> _EXTRACTED MATERIAL_:
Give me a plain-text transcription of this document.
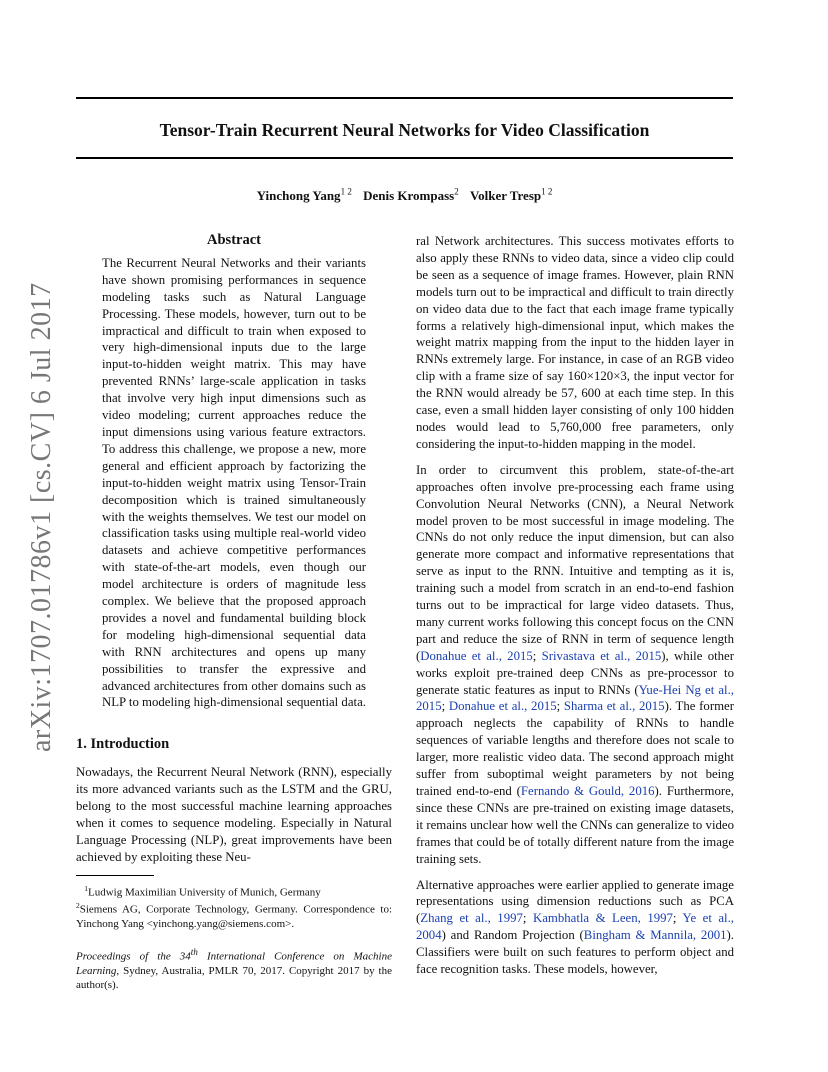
arXiv:1707.01786v1 [cs.CV] 6 Jul 2017
Tensor-Train Recurrent Neural Networks for Video Classification
Yinchong Yang$^{1 2}$ Denis Krompass$^2$ Volker Tresp$^{1 2}$
Abstract

The Recurrent Neural Networks and their variants have shown promising performances in sequence modeling tasks such as Natural Language Processing. These models, however, turn out to be impractical and difficult to train when exposed to very high-dimensional inputs due to the large input-to-hidden weight matrix. This may have prevented RNNs’ large-scale application in tasks that involve very high input dimensions such as video modeling; current approaches reduce the input dimensions using various feature extractors. To address this challenge, we propose a new, more general and efficient approach by factorizing the input-to-hidden weight matrix using Tensor-Train decomposition which is trained simultaneously with the weights themselves. We test our model on classification tasks using multiple real-world video datasets and achieve competitive performances with state-of-the-art models, even though our model architecture is orders of magnitude less complex. We believe that the proposed approach provides a novel and fundamental building block for modeling high-dimensional sequential data with RNN architectures and opens up many possibilities to transfer the expressive and advanced architectures from other domains such as NLP to modeling high-dimensional sequential data.

1. Introduction

Nowadays, the Recurrent Neural Network (RNN), especially its more advanced variants such as the LSTM and the GRU, belong to the most successful machine learning approaches when it comes to sequence modeling. Especially in Natural Language Processing (NLP), great improvements have been achieved by exploiting these Neu-

$^1$Ludwig Maximilian University of Munich, Germany
$^2$Siemens AG, Corporate Technology, Germany. Correspondence to: Yinchong Yang <yinchong.yang@siemens.com>.
Proceedings of the 34th International Conference on Machine Learning, Sydney, Australia, PMLR 70, 2017. Copyright 2017 by the author(s).

ral Network architectures. This success motivates efforts to also apply these RNNs to video data, since a video clip could be seen as a sequence of image frames. However, plain RNN models turn out to be impractical and difficult to train directly on video data due to the fact that each image frame typically forms a relatively high-dimensional input, which makes the weight matrix mapping from the input to the hidden layer in RNNs extremely large. For instance, in case of an RGB video clip with a frame size of say 160×120×3, the input vector for the RNN would already be 57, 600 at each time step. In this case, even a small hidden layer consisting of only 100 hidden nodes would lead to 5,760,000 free parameters, only considering the input-to-hidden mapping in the model.

In order to circumvent this problem, state-of-the-art approaches often involve pre-processing each frame using Convolution Neural Networks (CNN), a Neural Network model proven to be most successful in image modeling. The CNNs do not only reduce the input dimension, but can also generate more compact and informative representations that serve as input to the RNN. Intuitive and tempting as it is, training such a model from scratch in an end-to-end fashion turns out to be impractical for large video datasets. Thus, many current works following this concept focus on the CNN part and reduce the size of RNN in term of sequence length (Donahue et al., 2015; Srivastava et al., 2015), while other works exploit pre-trained deep CNNs as pre-processor to generate static features as input to RNNs (Yue-Hei Ng et al., 2015; Donahue et al., 2015; Sharma et al., 2015). The former approach neglects the capability of RNNs to handle sequences of variable lengths and therefore does not scale to larger, more realistic video data. The second approach might suffer from suboptimal weight parameters by not being trained end-to-end (Fernando & Gould, 2016). Furthermore, since these CNNs are pre-trained on existing image datasets, it remains unclear how well the CNNs can generalize to video frames that could be of totally different nature from the image training sets.

Alternative approaches were earlier applied to generate image representations using dimension reductions such as PCA (Zhang et al., 1997; Kambhatla & Leen, 1997; Ye et al., 2004) and Random Projection (Bingham & Mannila, 2001). Classifiers were built on such features to perform object and face recognition tasks. These models, however,
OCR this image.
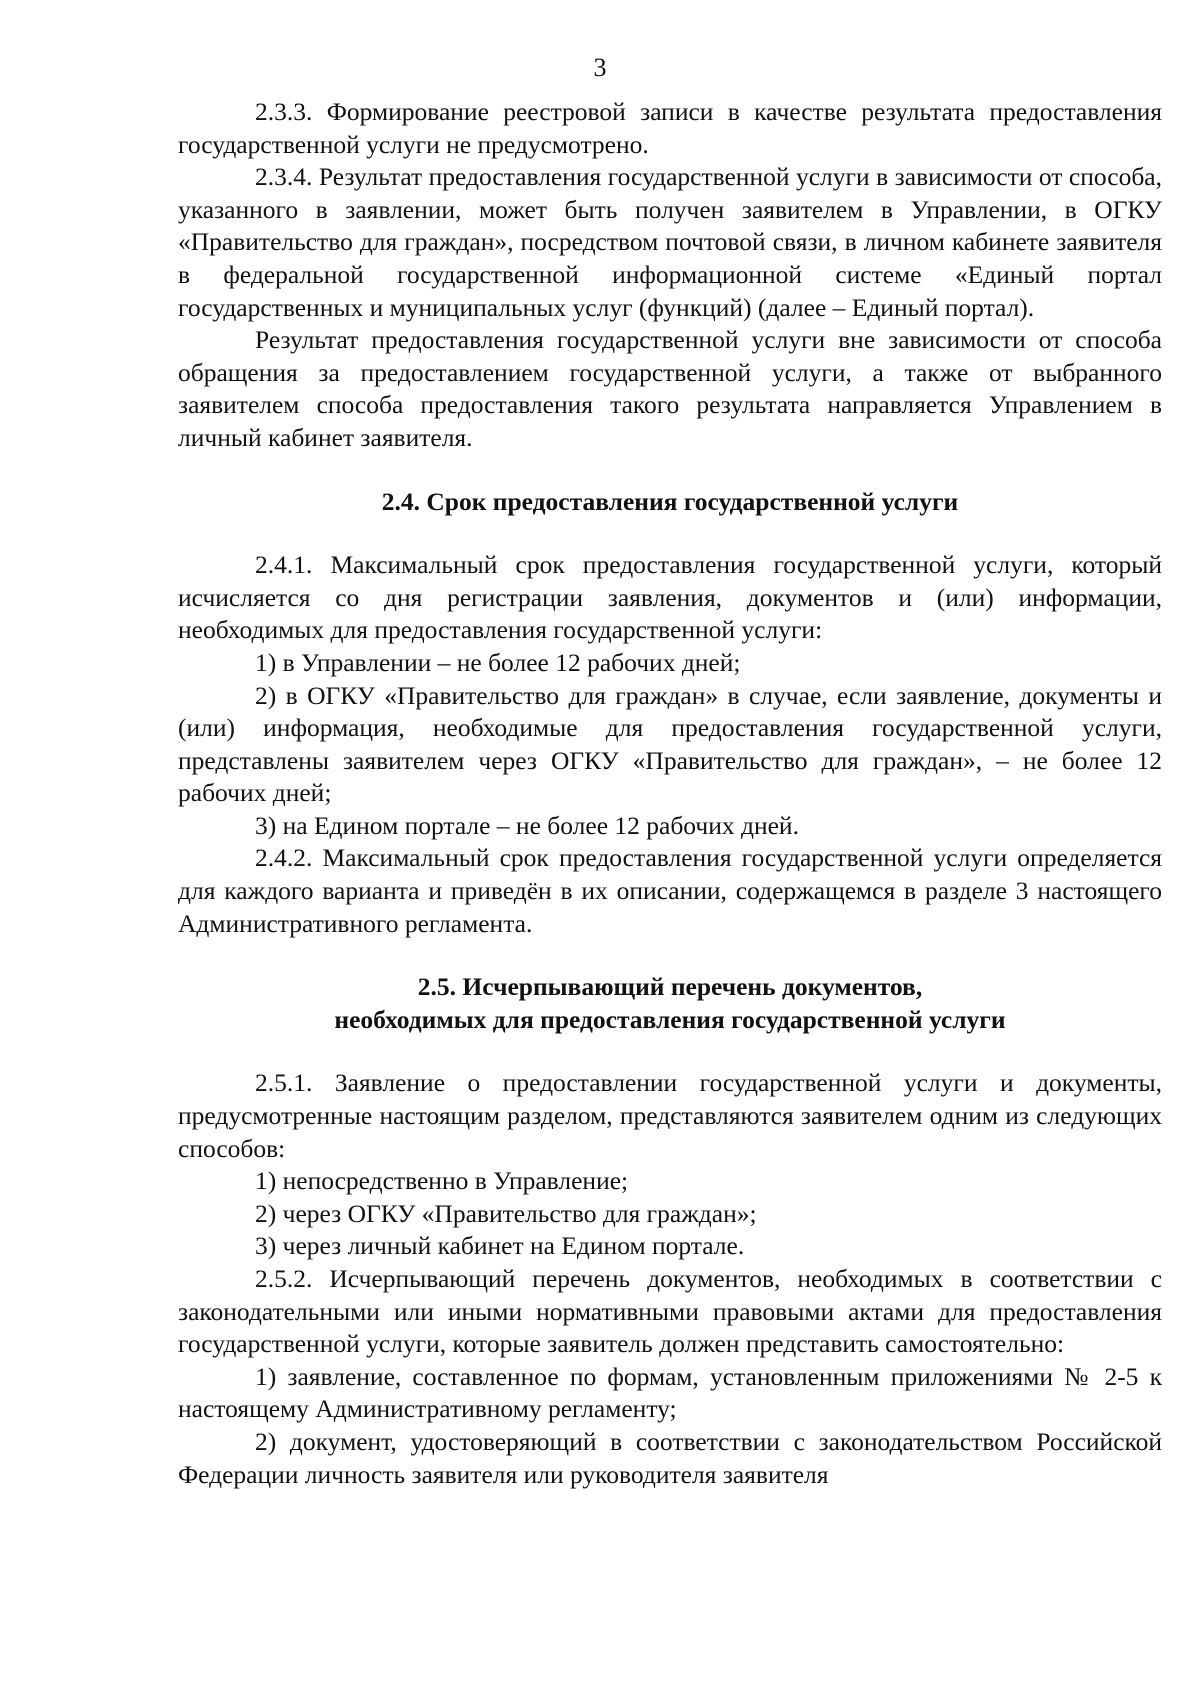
3

2.3.3. Формирование реестровой записи в качестве результата предоставления государственной услуги не предусмотрено.

2.3.4. Результат предоставления государственной услуги в зависимости от способа, указанного в заявлении, может быть получен заявителем в Управлении, в ОГКУ «Правительство для граждан», посредством почтовой связи, в личном кабинете заявителя в федеральной государственной информационной системе «Единый портал государственных и муниципальных услуг (функций) (далее – Единый портал).

Результат предоставления государственной услуги вне зависимости от способа обращения за предоставлением государственной услуги, а также от выбранного заявителем способа предоставления такого результата направляется Управлением в личный кабинет заявителя.

2.4. Срок предоставления государственной услуги

2.4.1. Максимальный срок предоставления государственной услуги, который исчисляется со дня регистрации заявления, документов и (или) информации, необходимых для предоставления государственной услуги:

1) в Управлении – не более 12 рабочих дней;

2) в ОГКУ «Правительство для граждан» в случае, если заявление, документы и (или) информация, необходимые для предоставления государственной услуги, представлены заявителем через ОГКУ «Правительство для граждан», – не более 12 рабочих дней;

3) на Едином портале – не более 12 рабочих дней.

2.4.2. Максимальный срок предоставления государственной услуги определяется для каждого варианта и приведён в их описании, содержащемся в разделе 3 настоящего Административного регламента.

2.5. Исчерпывающий перечень документов,
необходимых для предоставления государственной услуги

2.5.1. Заявление о предоставлении государственной услуги и документы, предусмотренные настоящим разделом, представляются заявителем одним из следующих способов:

1) непосредственно в Управление;

2) через ОГКУ «Правительство для граждан»;

3) через личный кабинет на Едином портале.

2.5.2. Исчерпывающий перечень документов, необходимых в соответствии с законодательными или иными нормативными правовыми актами для предоставления государственной услуги, которые заявитель должен представить самостоятельно:

1) заявление, составленное по формам, установленным приложениями № 2-5 к настоящему Административному регламенту;

2) документ, удостоверяющий в соответствии с законодательством Российской Федерации личность заявителя или руководителя заявителя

> _PROBLEM TO SOLVE_: Identify and extract each line of the listing that contains "Yinchong".

> _ANSWER_:
Yinchong Yang$^{1 2}$ Denis Krompass$^2$ Volker Tresp$^{1 2}$
$^2$Siemens AG, Corporate Technology, Germany. Correspondence to: Yinchong Yang <yinchong.yang@siemens.com>.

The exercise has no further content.